Dataset records:

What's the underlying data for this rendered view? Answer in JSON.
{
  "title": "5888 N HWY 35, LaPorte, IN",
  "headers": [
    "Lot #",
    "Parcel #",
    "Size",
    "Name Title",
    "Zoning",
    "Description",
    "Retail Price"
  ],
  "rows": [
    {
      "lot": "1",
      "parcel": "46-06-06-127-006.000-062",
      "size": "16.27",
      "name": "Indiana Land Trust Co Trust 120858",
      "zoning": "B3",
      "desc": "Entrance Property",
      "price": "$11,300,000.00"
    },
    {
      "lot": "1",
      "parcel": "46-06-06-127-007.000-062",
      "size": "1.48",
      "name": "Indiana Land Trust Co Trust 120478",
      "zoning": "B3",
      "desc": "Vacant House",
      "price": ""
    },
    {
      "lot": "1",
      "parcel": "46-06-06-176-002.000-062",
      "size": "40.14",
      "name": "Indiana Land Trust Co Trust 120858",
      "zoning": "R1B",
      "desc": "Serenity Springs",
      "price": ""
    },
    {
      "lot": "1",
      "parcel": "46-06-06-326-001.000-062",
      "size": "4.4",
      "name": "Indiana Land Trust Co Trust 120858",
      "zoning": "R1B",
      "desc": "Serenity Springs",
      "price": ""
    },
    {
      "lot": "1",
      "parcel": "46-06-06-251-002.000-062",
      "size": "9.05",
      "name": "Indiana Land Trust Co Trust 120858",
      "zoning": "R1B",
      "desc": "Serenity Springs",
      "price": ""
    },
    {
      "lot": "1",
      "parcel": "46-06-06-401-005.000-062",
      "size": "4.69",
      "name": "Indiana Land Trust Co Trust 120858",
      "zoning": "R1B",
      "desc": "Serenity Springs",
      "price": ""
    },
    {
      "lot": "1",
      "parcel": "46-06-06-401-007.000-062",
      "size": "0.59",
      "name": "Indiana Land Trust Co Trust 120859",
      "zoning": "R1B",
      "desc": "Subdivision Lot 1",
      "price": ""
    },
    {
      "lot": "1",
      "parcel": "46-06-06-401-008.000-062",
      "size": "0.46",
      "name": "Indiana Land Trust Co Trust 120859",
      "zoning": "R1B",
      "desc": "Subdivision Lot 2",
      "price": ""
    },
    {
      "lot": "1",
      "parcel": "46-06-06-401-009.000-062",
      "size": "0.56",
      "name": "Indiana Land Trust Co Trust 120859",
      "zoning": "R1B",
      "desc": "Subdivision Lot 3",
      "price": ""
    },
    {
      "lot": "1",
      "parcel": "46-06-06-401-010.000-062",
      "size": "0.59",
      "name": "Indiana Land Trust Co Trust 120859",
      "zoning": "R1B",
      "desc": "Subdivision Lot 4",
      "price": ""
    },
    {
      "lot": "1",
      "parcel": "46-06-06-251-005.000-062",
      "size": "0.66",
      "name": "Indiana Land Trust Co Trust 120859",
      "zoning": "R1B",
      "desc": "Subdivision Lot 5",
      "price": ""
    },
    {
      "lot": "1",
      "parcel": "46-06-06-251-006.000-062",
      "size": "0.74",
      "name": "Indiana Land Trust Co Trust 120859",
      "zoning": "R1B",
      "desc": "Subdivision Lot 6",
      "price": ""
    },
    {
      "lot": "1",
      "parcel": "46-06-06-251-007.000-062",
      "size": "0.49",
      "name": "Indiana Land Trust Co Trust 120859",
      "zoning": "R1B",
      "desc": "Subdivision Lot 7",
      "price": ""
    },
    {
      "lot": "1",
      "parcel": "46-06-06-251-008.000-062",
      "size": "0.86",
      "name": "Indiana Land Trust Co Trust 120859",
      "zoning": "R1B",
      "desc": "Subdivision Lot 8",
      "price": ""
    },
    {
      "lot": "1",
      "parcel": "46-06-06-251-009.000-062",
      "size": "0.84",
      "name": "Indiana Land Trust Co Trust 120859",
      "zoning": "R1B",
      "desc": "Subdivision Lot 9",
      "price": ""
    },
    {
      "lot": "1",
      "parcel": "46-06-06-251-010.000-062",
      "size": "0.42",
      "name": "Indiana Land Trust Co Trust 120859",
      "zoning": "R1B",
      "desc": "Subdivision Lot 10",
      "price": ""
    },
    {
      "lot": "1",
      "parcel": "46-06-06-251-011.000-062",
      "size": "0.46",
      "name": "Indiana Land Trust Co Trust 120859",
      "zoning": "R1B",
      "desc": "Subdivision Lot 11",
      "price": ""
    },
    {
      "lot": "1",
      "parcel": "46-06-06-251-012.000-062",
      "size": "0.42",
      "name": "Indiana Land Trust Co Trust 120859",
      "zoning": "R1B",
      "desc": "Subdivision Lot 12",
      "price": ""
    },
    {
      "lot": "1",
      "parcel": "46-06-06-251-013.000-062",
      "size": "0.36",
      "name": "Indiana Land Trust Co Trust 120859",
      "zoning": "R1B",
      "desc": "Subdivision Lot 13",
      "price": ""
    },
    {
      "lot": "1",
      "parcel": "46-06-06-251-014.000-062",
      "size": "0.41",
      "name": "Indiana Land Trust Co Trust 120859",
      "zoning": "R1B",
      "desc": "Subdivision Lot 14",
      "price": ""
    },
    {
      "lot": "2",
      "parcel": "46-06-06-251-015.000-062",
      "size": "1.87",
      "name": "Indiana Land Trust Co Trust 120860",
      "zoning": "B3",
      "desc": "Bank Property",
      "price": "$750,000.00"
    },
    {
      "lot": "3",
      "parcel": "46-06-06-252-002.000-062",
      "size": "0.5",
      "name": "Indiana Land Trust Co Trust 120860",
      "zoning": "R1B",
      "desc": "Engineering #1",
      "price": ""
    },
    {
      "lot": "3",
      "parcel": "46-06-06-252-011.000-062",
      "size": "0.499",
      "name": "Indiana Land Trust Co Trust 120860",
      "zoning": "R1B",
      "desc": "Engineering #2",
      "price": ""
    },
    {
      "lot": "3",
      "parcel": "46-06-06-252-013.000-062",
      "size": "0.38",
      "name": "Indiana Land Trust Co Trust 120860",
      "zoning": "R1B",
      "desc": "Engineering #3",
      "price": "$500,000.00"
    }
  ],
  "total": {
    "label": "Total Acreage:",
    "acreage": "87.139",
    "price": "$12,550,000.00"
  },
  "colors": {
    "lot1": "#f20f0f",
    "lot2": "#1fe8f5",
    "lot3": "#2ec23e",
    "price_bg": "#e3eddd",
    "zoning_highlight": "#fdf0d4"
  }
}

#### WHAT YOU WILL DO:
Go through the listing above line by line and say how many lines hold the word "Property". Reply with that number only.

#### SOLUTION FOR THIS PROBLEM:
2